* **WHAT TO DO**: Reproduce the records below exactly as given.

* **MATERIAL TO PROCESS**:
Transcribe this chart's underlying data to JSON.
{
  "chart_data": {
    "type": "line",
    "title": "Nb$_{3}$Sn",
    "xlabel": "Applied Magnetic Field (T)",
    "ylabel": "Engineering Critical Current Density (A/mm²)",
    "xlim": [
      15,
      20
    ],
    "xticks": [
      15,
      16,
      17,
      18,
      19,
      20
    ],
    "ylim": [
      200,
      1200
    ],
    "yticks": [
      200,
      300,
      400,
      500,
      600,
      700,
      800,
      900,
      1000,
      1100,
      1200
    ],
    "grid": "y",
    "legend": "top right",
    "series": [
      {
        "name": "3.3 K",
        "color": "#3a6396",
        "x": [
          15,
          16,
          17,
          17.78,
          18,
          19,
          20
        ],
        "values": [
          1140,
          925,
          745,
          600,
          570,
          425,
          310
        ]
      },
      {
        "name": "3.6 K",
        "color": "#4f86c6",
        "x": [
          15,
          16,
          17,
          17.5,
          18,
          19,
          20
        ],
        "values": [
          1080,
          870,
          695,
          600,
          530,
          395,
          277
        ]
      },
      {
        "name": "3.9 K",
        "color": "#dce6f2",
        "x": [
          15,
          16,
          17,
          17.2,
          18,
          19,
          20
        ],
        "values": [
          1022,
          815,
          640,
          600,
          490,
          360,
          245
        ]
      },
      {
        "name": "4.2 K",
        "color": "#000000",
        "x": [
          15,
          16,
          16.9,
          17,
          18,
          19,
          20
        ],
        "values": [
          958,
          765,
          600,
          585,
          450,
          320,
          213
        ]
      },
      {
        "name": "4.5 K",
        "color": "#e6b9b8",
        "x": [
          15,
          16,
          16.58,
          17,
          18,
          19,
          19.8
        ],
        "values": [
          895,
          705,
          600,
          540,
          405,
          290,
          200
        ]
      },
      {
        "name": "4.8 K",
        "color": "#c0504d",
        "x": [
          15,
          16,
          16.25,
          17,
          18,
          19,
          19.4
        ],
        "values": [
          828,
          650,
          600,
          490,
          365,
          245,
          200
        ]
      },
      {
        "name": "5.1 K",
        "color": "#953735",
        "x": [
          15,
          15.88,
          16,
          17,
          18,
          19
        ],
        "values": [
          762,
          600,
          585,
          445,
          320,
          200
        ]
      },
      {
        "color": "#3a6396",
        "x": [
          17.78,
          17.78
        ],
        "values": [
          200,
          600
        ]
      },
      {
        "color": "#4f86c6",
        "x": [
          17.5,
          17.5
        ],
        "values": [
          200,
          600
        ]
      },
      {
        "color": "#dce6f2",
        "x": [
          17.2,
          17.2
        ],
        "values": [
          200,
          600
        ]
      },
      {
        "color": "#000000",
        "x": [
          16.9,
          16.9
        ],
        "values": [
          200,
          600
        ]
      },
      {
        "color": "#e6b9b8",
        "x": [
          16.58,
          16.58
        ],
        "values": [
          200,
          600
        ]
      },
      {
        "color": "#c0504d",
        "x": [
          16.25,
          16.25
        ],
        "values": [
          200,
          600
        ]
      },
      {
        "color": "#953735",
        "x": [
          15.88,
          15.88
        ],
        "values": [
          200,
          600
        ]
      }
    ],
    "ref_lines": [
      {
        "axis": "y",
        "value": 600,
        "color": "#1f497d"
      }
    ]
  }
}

* **WORKED SOLUTION**:
Transcribe this chart's underlying data to JSON.
{
  "chart_data": {
    "type": "line",
    "title": "Nb$_{3}$Sn",
    "xlabel": "Applied Magnetic Field (T)",
    "ylabel": "Engineering Critical Current Density (A/mm²)",
    "xlim": [
      15,
      20
    ],
    "xticks": [
      15,
      16,
      17,
      18,
      19,
      20
    ],
    "ylim": [
      200,
      1200
    ],
    "yticks": [
      200,
      300,
      400,
      500,
      600,
      700,
      800,
      900,
      1000,
      1100,
      1200
    ],
    "grid": "y",
    "legend": "top right",
    "series": [
      {
        "name": "3.3 K",
        "color": "#3a6396",
        "x": [
          15,
          16,
          17,
          17.78,
          18,
          19,
          20
        ],
        "values": [
          1140,
          925,
          745,
          600,
          570,
          425,
          310
        ]
      },
      {
        "name": "3.6 K",
        "color": "#4f86c6",
        "x": [
          15,
          16,
          17,
          17.5,
          18,
          19,
          20
        ],
        "values": [
          1080,
          870,
          695,
          600,
          530,
          395,
          277
        ]
      },
      {
        "name": "3.9 K",
        "color": "#dce6f2",
        "x": [
          15,
          16,
          17,
          17.2,
          18,
          19,
          20
        ],
        "values": [
          1022,
          815,
          640,
          600,
          490,
          360,
          245
        ]
      },
      {
        "name": "4.2 K",
        "color": "#000000",
        "x": [
          15,
          16,
          16.9,
          17,
          18,
          19,
          20
        ],
        "values": [
          958,
          765,
          600,
          585,
          450,
          320,
          213
        ]
      },
      {
        "name": "4.5 K",
        "color": "#e6b9b8",
        "x": [
          15,
          16,
          16.58,
          17,
          18,
          19,
          19.8
        ],
        "values": [
          895,
          705,
          600,
          540,
          405,
          290,
          200
        ]
      },
      {
        "name": "4.8 K",
        "color": "#c0504d",
        "x": [
          15,
          16,
          16.25,
          17,
          18,
          19,
          19.4
        ],
        "values": [
          828,
          650,
          600,
          490,
          365,
          245,
          200
        ]
      },
      {
        "name": "5.1 K",
        "color": "#953735",
        "x": [
          15,
          15.88,
          16,
          17,
          18,
          19
        ],
        "values": [
          762,
          600,
          585,
          445,
          320,
          200
        ]
      },
      {
        "color": "#3a6396",
        "x": [
          17.78,
          17.78
        ],
        "values": [
          200,
          600
        ]
      },
      {
        "color": "#4f86c6",
        "x": [
          17.5,
          17.5
        ],
        "values": [
          200,
          600
        ]
      },
      {
        "color": "#dce6f2",
        "x": [
          17.2,
          17.2
        ],
        "values": [
          200,
          600
        ]
      },
      {
        "color": "#000000",
        "x": [
          16.9,
          16.9
        ],
        "values": [
          200,
          600
        ]
      },
      {
        "color": "#e6b9b8",
        "x": [
          16.58,
          16.58
        ],
        "values": [
          200,
          600
        ]
      },
      {
        "color": "#c0504d",
        "x": [
          16.25,
          16.25
        ],
        "values": [
          200,
          600
        ]
      },
      {
        "color": "#953735",
        "x": [
          15.88,
          15.88
        ],
        "values": [
          200,
          600
        ]
      }
    ],
    "ref_lines": [
      {
        "axis": "y",
        "value": 600,
        "color": "#1f497d"
      }
    ]
  }
}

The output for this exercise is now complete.